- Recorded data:
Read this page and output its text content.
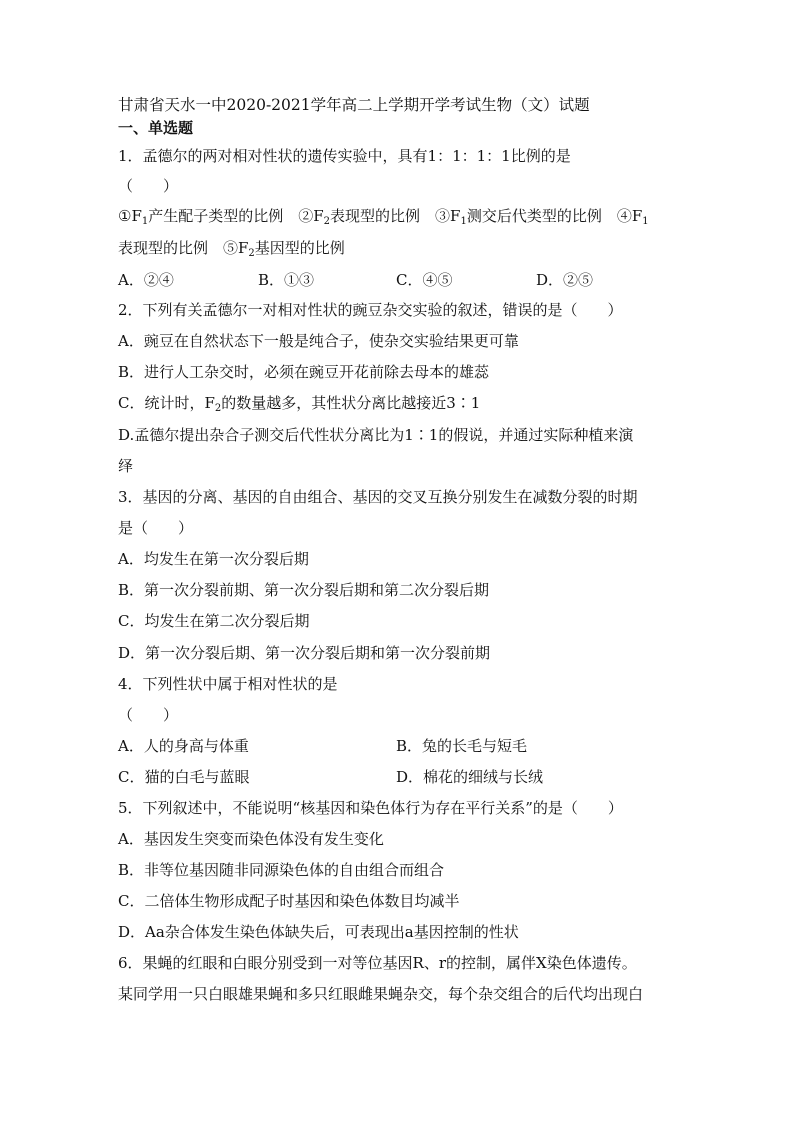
甘肃省天水一中2020-2021学年高二上学期开学考试生物（文）试题
一、单选题
1．孟德尔的两对相对性状的遗传实验中，具有1：1：1：1比例的是
（　　）
$①F_1$产生配子类型的比例　$②F_2$表现型的比例　$③F_1$测交后代类型的比例　$④F_1$
表现型的比例　$⑤F_2$基因型的比例
A．②④	B．①③	C．④⑤	D．②⑤
2．下列有关孟德尔一对相对性状的豌豆杂交实验的叙述，错误的是（　　）
A．豌豆在自然状态下一般是纯合子，使杂交实验结果更可靠
B．进行人工杂交时，必须在豌豆开花前除去母本的雄蕊
C．统计时，$F_2$的数量越多，其性状分离比越接近3∶1
D.孟德尔提出杂合子测交后代性状分离比为1∶1的假说，并通过实际种植来演
绎
3．基因的分离、基因的自由组合、基因的交叉互换分别发生在减数分裂的时期
是（　　）
A．均发生在第一次分裂后期
B．第一次分裂前期、第一次分裂后期和第二次分裂后期
C．均发生在第二次分裂后期
D．第一次分裂后期、第一次分裂后期和第一次分裂前期
4．下列性状中属于相对性状的是
（　　）
A．人的身高与体重	B．兔的长毛与短毛
C．猫的白毛与蓝眼	D．棉花的细绒与长绒
5．下列叙述中，不能说明“核基因和染色体行为存在平行关系”的是（　　）
A．基因发生突变而染色体没有发生变化
B．非等位基因随非同源染色体的自由组合而组合
C．二倍体生物形成配子时基因和染色体数目均减半
D．Aa杂合体发生染色体缺失后，可表现出a基因控制的性状
6．果蝇的红眼和白眼分别受到一对等位基因R、r的控制，属伴X染色体遗传。
某同学用一只白眼雄果蝇和多只红眼雌果蝇杂交，每个杂交组合的后代均出现白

- Written task:
The material above must be printed exactly, with its pictures left out.

- Finished exercise:
Read this page and output its text content.
甘肃省天水一中2020-2021学年高二上学期开学考试生物（文）试题
一、单选题
1．孟德尔的两对相对性状的遗传实验中，具有1：1：1：1比例的是
（　　）
$①F_1$产生配子类型的比例　$②F_2$表现型的比例　$③F_1$测交后代类型的比例　$④F_1$
表现型的比例　$⑤F_2$基因型的比例
A．②④	B．①③	C．④⑤	D．②⑤
2．下列有关孟德尔一对相对性状的豌豆杂交实验的叙述，错误的是（　　）
A．豌豆在自然状态下一般是纯合子，使杂交实验结果更可靠
B．进行人工杂交时，必须在豌豆开花前除去母本的雄蕊
C．统计时，$F_2$的数量越多，其性状分离比越接近3∶1
D.孟德尔提出杂合子测交后代性状分离比为1∶1的假说，并通过实际种植来演
绎
3．基因的分离、基因的自由组合、基因的交叉互换分别发生在减数分裂的时期
是（　　）
A．均发生在第一次分裂后期
B．第一次分裂前期、第一次分裂后期和第二次分裂后期
C．均发生在第二次分裂后期
D．第一次分裂后期、第一次分裂后期和第一次分裂前期
4．下列性状中属于相对性状的是
（　　）
A．人的身高与体重	B．兔的长毛与短毛
C．猫的白毛与蓝眼	D．棉花的细绒与长绒
5．下列叙述中，不能说明“核基因和染色体行为存在平行关系”的是（　　）
A．基因发生突变而染色体没有发生变化
B．非等位基因随非同源染色体的自由组合而组合
C．二倍体生物形成配子时基因和染色体数目均减半
D．Aa杂合体发生染色体缺失后，可表现出a基因控制的性状
6．果蝇的红眼和白眼分别受到一对等位基因R、r的控制，属伴X染色体遗传。
某同学用一只白眼雄果蝇和多只红眼雌果蝇杂交，每个杂交组合的后代均出现白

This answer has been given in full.